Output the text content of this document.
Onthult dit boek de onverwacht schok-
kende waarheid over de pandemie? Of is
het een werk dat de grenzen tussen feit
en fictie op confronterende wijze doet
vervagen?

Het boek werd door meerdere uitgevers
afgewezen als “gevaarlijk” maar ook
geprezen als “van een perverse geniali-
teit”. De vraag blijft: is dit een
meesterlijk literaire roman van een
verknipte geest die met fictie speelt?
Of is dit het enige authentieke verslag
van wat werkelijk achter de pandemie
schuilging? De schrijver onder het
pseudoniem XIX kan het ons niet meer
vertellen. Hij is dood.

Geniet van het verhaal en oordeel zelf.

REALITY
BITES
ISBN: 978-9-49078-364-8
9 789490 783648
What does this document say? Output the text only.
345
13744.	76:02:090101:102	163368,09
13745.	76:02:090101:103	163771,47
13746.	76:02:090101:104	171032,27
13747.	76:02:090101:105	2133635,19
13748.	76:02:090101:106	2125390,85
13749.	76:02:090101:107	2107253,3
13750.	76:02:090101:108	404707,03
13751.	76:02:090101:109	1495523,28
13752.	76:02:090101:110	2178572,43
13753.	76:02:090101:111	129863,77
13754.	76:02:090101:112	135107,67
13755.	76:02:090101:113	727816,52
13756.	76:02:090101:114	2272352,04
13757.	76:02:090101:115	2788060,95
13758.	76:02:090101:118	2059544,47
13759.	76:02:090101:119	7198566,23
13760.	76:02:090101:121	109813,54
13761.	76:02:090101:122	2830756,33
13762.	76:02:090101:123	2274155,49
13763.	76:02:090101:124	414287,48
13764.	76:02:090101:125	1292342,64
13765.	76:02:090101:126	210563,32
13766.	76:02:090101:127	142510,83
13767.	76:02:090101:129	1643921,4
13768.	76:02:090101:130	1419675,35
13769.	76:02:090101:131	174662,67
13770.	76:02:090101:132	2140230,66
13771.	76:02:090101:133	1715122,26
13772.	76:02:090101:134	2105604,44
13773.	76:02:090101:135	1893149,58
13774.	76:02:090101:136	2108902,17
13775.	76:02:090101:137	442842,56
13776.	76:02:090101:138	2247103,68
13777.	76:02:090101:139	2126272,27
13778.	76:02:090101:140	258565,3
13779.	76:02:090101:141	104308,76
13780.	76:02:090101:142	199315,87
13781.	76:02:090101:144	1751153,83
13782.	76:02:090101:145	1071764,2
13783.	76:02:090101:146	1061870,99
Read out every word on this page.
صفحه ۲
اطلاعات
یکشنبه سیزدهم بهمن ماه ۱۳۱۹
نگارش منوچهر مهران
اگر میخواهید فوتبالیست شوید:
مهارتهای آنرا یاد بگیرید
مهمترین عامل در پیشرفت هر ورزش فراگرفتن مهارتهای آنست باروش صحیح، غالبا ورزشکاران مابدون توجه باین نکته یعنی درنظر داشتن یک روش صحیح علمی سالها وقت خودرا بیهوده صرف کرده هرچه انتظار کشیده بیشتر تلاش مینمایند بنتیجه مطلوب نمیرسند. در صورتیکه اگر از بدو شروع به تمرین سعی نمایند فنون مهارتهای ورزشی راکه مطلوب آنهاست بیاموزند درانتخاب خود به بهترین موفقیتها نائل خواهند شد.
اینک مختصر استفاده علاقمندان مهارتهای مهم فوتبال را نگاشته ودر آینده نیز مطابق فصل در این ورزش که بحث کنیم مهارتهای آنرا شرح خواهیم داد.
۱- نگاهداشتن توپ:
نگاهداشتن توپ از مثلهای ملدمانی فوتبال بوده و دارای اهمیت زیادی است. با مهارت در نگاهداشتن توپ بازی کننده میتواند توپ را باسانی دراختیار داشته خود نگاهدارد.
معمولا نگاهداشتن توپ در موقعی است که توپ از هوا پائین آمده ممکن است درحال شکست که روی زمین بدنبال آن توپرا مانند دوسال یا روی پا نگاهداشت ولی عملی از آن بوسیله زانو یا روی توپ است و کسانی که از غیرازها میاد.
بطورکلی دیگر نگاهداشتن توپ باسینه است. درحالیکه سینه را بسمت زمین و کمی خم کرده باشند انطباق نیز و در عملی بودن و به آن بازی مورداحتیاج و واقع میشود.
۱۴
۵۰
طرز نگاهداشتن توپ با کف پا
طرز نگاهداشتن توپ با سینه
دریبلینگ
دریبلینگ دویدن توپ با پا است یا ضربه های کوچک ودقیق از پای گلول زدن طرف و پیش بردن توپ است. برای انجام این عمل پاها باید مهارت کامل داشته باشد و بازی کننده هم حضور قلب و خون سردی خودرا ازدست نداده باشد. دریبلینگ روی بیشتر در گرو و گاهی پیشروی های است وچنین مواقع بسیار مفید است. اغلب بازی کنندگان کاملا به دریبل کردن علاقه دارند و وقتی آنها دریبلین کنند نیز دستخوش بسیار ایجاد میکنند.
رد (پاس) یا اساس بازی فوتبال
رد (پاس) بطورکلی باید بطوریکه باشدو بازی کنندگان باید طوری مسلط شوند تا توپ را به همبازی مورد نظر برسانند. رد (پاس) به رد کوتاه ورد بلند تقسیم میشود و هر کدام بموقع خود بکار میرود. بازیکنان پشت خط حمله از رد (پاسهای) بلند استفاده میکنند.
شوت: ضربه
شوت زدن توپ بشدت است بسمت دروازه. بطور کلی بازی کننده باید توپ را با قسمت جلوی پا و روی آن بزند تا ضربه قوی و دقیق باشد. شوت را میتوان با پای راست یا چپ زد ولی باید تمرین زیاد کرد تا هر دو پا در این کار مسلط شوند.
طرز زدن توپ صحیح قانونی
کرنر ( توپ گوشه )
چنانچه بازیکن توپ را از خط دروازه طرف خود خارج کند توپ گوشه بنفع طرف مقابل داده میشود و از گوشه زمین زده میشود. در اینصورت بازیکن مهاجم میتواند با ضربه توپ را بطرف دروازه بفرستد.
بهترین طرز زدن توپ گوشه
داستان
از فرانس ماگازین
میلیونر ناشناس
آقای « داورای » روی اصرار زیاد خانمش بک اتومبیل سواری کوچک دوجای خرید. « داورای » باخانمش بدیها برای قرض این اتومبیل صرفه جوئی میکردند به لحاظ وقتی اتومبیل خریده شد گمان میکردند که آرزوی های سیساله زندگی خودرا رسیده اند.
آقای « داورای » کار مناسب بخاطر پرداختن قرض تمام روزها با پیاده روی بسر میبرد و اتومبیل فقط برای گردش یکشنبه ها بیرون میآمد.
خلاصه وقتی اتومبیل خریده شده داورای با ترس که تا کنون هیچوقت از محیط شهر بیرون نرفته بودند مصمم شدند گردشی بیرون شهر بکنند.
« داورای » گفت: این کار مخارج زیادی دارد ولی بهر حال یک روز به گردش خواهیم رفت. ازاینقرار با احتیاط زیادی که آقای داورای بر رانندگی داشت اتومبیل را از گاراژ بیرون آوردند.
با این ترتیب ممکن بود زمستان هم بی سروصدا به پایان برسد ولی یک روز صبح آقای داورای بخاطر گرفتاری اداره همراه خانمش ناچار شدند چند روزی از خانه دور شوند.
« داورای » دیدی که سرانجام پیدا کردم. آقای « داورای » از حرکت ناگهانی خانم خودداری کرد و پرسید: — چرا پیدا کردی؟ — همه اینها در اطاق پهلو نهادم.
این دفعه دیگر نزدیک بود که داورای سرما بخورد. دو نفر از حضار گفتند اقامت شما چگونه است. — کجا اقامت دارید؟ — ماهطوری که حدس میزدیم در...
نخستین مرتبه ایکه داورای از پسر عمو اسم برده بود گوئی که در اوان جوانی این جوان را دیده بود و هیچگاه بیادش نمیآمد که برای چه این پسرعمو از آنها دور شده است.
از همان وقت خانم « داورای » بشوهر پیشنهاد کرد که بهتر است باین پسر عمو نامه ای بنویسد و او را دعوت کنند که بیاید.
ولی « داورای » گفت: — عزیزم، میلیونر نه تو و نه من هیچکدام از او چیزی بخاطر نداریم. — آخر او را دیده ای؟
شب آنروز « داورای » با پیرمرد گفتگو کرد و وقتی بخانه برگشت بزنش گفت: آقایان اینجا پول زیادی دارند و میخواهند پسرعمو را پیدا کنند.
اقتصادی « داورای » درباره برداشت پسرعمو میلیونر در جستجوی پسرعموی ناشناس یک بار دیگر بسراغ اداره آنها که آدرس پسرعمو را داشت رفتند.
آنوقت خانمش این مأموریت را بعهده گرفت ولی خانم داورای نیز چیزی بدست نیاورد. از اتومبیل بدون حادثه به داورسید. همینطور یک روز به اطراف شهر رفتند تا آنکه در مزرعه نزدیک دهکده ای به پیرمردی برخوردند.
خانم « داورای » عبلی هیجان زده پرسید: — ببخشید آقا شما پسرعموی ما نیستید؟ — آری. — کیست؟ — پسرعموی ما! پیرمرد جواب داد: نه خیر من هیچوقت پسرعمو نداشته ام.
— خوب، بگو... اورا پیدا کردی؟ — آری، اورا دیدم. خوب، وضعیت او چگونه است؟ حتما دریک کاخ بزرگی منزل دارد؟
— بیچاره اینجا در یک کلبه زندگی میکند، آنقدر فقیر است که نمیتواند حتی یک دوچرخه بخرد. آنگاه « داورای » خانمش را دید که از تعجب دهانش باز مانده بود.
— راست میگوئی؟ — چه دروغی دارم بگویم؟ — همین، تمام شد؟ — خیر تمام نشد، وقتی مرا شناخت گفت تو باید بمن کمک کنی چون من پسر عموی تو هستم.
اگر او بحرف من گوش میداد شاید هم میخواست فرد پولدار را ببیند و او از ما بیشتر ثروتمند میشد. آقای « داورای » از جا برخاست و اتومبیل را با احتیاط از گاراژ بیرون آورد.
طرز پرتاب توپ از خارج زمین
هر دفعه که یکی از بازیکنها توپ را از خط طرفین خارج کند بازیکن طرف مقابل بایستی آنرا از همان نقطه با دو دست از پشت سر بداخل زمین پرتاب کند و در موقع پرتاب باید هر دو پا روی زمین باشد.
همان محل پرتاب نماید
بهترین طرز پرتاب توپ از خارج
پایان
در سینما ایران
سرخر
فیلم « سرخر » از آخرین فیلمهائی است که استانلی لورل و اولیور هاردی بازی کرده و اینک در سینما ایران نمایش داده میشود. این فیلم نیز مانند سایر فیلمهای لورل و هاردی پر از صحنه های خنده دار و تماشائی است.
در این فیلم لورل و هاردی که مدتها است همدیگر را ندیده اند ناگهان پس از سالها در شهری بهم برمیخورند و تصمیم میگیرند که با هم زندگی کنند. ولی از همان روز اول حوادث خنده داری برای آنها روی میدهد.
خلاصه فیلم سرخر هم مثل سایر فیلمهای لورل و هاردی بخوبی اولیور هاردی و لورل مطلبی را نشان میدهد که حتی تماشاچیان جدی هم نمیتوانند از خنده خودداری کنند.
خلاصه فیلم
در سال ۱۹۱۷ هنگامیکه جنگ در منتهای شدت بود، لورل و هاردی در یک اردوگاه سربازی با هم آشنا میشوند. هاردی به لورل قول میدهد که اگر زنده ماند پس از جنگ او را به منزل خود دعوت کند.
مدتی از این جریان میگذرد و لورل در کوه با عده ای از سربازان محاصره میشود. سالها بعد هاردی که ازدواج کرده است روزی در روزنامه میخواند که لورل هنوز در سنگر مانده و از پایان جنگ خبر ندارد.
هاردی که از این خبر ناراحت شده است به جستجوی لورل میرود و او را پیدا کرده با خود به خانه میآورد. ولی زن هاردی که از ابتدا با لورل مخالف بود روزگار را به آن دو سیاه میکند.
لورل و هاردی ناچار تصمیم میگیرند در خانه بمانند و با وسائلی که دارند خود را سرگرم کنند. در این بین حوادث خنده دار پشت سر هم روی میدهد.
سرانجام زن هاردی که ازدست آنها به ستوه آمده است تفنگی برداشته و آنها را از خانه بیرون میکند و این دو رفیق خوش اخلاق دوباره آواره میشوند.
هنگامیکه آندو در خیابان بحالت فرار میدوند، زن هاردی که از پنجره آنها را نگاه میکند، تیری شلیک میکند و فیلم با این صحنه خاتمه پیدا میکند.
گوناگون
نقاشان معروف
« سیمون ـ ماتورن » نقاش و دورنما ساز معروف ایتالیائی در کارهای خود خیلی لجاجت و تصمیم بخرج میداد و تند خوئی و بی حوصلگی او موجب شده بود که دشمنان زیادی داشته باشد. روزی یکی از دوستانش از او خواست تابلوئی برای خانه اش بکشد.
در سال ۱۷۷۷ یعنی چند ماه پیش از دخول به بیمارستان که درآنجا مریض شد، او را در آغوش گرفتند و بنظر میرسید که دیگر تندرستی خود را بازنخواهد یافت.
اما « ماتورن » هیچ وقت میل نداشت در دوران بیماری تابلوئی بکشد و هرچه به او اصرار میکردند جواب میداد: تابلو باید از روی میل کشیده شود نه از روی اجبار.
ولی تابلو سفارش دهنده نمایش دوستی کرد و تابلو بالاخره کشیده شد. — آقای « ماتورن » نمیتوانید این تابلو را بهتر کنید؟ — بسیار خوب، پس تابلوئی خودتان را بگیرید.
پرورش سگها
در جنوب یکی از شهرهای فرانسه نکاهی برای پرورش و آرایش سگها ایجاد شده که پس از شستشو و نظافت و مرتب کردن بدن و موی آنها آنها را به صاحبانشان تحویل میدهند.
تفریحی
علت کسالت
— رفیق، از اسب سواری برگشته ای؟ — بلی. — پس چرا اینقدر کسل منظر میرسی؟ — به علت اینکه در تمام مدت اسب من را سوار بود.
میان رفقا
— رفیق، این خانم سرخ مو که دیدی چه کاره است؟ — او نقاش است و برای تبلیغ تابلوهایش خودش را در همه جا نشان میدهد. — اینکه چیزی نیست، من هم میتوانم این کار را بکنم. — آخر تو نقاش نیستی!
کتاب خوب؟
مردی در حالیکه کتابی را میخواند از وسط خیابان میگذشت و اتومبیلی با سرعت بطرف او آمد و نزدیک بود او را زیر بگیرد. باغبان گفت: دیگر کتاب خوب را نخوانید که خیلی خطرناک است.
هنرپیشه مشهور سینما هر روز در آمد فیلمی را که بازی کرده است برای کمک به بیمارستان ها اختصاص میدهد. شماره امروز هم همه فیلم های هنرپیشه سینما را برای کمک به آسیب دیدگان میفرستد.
▬▬▬
Among the entries above, identify all lines with "شدند" and copy them.

[Answer for the task]
خلاصه وقتی اتومبیل خریده شده داورای با ترس که تا کنون هیچوقت از محیط شهر بیرون نرفته بودند مصمم شدند گردشی بیرون شهر بکنند.
با این ترتیب ممکن بود زمستان هم بی سروصدا به پایان برسد ولی یک روز صبح آقای داورای بخاطر گرفتاری اداره همراه خانمش ناچار شدند چند روزی از خانه دور شوند.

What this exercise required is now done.